● TASK STATEMENT: Review the material line by line. Identify and copy every line that contains the string "Investment".

Structured figure records:
--------

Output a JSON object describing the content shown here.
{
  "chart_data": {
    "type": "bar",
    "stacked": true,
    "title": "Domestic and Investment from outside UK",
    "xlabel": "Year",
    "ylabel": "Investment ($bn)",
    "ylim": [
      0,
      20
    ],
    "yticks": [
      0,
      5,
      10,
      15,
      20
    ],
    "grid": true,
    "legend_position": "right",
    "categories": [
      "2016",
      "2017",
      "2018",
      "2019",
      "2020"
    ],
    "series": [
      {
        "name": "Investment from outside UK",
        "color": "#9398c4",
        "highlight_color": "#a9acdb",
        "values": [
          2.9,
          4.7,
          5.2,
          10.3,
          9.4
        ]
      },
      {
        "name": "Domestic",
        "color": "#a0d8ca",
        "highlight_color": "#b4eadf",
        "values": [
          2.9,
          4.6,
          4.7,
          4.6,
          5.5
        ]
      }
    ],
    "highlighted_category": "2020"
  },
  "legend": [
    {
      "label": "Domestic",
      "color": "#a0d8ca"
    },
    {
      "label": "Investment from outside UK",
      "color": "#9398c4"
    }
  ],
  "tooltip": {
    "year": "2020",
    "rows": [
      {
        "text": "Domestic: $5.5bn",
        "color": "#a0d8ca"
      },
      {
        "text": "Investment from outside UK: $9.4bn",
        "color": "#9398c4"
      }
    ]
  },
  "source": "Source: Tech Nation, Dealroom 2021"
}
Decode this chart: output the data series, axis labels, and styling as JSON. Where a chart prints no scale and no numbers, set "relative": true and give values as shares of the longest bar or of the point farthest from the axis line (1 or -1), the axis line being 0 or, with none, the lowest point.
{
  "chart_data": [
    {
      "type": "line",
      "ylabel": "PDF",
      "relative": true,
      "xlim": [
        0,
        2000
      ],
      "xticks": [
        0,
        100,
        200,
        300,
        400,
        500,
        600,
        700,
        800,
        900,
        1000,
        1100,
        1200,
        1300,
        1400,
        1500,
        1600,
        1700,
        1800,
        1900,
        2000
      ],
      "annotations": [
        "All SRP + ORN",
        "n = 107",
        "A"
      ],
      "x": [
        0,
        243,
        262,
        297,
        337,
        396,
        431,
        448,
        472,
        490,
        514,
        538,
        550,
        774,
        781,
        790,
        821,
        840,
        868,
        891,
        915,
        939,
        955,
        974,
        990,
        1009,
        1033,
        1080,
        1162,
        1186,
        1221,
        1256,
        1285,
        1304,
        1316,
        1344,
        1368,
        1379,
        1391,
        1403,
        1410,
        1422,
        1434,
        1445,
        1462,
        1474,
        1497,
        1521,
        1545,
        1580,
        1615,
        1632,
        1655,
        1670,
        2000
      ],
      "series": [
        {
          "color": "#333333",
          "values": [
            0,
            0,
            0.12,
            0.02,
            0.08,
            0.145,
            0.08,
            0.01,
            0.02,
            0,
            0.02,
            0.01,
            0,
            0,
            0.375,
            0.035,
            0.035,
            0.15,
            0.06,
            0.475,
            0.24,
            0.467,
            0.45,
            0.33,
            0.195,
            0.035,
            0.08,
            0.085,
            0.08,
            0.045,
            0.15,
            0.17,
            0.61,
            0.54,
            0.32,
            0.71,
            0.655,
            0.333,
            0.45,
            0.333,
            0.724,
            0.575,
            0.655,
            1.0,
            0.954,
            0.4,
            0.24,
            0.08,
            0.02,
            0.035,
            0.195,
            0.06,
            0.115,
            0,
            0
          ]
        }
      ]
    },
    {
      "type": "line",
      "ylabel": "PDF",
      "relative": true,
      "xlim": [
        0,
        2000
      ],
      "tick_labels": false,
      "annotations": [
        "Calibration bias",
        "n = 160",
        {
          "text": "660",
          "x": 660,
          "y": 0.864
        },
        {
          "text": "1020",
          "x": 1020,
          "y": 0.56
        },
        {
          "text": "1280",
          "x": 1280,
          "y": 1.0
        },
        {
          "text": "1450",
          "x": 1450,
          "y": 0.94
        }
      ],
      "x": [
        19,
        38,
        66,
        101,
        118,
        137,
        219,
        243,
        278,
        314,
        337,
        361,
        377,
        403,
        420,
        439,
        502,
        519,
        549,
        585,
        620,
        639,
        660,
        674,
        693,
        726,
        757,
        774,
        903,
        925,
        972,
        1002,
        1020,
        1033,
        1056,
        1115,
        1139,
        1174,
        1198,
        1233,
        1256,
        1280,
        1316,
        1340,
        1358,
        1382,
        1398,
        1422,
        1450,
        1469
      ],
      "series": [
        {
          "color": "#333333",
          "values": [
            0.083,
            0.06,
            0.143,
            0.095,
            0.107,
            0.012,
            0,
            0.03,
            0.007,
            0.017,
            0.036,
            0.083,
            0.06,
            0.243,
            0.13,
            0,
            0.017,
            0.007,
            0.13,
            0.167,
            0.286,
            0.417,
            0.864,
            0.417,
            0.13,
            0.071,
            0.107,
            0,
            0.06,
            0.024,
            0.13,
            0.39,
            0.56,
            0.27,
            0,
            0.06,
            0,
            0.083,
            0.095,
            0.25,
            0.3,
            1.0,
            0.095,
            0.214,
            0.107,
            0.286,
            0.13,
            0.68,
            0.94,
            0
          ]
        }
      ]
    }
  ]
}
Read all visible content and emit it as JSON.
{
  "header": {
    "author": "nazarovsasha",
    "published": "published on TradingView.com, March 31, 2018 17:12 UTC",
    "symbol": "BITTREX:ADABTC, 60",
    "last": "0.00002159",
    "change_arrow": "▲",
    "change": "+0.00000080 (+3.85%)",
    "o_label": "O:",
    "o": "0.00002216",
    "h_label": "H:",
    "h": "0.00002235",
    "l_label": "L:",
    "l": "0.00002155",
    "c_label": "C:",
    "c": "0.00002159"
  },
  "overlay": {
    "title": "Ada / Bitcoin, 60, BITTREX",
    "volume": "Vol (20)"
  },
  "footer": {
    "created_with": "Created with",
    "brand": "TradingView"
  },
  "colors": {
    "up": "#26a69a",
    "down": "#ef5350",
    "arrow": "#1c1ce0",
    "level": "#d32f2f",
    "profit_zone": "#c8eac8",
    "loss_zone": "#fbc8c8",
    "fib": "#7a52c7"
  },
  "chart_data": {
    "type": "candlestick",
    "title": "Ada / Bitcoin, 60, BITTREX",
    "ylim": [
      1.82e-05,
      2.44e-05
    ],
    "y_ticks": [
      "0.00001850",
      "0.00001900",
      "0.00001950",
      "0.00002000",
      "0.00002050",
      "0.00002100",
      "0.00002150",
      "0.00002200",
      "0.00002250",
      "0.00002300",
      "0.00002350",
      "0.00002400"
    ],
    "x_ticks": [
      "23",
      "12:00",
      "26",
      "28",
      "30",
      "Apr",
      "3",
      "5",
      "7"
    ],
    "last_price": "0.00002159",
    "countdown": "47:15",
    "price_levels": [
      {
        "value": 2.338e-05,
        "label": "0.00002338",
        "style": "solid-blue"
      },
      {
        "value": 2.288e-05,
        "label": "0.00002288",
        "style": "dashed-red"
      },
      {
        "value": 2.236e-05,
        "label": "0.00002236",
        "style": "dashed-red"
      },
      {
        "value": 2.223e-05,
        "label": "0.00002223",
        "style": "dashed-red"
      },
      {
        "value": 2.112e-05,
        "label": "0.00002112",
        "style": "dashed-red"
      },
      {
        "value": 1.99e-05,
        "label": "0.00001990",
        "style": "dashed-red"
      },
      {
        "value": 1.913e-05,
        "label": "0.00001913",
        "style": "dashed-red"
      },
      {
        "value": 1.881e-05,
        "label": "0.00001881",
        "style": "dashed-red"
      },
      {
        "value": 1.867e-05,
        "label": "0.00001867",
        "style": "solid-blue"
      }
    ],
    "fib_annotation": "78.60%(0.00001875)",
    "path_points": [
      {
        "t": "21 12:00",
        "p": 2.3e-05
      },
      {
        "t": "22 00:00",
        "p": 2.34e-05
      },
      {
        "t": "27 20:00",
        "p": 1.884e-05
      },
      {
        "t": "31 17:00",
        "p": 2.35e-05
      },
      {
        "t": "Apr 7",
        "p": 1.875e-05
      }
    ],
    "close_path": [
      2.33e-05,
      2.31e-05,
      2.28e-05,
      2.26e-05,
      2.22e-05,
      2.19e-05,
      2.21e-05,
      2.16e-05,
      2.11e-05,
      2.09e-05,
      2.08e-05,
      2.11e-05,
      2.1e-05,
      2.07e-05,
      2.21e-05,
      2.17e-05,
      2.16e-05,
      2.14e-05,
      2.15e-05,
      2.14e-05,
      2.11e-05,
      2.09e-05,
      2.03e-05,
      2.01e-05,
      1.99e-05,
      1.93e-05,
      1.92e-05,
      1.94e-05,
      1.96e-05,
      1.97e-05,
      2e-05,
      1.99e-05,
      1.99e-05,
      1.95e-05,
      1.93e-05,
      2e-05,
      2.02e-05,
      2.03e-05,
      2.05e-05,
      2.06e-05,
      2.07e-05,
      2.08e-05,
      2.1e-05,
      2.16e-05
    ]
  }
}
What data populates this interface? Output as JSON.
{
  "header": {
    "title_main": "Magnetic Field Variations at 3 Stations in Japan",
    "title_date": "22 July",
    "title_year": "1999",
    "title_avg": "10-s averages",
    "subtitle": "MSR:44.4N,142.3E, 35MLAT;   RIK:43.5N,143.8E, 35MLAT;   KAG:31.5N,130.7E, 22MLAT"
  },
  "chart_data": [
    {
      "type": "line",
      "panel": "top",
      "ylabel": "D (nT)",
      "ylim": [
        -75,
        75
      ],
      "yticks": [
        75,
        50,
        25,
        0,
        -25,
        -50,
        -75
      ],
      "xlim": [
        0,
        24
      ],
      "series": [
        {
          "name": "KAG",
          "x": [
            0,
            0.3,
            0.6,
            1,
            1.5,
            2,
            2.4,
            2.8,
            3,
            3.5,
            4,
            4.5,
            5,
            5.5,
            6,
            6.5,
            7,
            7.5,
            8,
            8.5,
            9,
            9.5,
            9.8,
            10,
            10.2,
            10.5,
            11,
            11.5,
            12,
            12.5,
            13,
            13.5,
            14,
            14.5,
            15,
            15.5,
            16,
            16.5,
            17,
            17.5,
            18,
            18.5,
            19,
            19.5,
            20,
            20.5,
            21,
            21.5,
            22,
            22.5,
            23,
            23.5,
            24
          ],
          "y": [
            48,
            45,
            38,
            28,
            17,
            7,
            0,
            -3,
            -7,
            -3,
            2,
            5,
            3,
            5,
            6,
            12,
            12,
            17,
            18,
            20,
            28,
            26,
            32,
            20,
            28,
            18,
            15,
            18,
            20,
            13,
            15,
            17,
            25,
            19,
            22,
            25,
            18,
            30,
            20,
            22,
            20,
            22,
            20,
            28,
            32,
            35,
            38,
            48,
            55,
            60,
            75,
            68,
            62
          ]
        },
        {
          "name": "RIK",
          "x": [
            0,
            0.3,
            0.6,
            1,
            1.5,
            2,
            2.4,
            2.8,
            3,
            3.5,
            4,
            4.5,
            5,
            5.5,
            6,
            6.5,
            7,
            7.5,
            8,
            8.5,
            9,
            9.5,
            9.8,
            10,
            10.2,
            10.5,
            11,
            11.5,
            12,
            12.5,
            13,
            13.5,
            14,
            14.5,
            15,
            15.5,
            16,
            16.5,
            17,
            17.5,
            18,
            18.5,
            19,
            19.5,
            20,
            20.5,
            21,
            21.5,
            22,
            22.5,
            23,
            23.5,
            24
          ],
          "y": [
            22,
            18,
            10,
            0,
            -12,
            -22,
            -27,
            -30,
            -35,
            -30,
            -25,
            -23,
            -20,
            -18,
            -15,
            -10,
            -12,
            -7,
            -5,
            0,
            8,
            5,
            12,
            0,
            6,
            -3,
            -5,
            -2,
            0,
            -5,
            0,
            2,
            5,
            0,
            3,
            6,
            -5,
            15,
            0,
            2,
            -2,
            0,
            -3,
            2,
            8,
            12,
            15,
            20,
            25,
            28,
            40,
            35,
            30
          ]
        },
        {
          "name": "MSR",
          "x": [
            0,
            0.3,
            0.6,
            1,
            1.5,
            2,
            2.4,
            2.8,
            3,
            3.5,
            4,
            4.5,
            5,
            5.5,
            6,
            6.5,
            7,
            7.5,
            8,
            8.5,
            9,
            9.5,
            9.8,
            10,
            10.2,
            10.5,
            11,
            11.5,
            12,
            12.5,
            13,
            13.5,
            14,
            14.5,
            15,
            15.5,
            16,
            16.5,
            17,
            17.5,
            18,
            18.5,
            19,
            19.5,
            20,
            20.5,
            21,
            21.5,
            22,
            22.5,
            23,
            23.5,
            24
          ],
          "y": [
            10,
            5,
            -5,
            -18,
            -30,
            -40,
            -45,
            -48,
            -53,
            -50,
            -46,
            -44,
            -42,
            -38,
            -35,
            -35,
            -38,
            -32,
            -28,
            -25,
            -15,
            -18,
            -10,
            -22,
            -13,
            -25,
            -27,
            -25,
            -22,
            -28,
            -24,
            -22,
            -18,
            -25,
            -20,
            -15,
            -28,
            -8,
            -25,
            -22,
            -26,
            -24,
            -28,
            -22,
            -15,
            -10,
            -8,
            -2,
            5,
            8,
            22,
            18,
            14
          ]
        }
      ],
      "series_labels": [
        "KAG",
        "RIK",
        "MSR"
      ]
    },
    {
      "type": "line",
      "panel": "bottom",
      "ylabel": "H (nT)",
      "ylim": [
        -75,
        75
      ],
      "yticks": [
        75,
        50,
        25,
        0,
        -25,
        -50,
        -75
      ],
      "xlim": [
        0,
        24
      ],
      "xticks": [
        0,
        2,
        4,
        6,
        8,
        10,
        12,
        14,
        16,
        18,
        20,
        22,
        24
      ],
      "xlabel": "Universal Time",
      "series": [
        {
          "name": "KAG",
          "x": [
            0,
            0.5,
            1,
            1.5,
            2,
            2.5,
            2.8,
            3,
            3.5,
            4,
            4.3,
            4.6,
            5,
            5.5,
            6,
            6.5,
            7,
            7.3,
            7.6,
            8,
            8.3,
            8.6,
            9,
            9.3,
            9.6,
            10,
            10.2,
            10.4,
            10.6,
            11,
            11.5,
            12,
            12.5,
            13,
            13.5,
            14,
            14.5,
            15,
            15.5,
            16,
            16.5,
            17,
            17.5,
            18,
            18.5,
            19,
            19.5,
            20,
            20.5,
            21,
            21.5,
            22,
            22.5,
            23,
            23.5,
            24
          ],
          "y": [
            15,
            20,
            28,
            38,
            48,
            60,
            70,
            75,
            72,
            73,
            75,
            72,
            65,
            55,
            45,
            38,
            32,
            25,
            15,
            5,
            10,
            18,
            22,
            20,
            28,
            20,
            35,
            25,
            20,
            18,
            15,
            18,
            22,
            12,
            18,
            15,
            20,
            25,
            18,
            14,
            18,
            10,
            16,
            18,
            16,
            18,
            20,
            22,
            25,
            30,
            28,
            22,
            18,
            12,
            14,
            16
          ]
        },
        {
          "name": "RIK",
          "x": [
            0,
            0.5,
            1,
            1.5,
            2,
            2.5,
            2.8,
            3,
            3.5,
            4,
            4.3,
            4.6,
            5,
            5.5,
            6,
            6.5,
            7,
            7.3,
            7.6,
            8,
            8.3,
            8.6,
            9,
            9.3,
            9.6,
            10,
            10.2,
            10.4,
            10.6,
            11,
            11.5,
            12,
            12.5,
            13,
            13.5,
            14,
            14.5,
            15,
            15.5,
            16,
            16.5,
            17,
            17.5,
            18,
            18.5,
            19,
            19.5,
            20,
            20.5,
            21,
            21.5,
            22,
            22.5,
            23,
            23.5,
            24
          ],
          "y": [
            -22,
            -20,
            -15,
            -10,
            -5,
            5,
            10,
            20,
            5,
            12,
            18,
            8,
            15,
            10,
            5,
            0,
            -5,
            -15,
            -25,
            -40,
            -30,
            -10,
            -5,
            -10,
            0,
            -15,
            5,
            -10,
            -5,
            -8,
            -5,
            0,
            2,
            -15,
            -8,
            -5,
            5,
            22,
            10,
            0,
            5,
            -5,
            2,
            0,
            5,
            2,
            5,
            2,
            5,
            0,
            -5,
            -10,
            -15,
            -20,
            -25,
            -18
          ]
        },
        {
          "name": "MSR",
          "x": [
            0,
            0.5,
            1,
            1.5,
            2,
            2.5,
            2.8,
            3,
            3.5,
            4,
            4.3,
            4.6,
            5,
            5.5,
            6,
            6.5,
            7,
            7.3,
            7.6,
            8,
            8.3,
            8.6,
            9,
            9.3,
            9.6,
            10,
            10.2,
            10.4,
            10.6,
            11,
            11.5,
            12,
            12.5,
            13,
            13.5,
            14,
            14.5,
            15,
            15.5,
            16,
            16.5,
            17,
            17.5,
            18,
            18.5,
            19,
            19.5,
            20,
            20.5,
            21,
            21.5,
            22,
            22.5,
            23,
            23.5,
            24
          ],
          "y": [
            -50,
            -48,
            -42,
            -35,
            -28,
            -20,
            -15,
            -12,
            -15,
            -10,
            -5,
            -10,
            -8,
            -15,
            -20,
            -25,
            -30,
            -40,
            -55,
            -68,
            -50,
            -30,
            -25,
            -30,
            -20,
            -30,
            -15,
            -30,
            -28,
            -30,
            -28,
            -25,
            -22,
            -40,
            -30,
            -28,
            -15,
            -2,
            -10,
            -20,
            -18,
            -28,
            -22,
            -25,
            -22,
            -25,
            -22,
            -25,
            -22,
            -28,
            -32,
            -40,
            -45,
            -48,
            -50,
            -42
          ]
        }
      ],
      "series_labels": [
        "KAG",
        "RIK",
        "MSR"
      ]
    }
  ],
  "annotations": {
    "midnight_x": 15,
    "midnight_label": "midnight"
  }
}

--------

● PROBLEM SOLUTION:
    "title": "Domestic and Investment from outside UK",
    "ylabel": "Investment ($bn)",
        "name": "Investment from outside UK",
      "label": "Investment from outside UK",
        "text": "Investment from outside UK: $9.4bn",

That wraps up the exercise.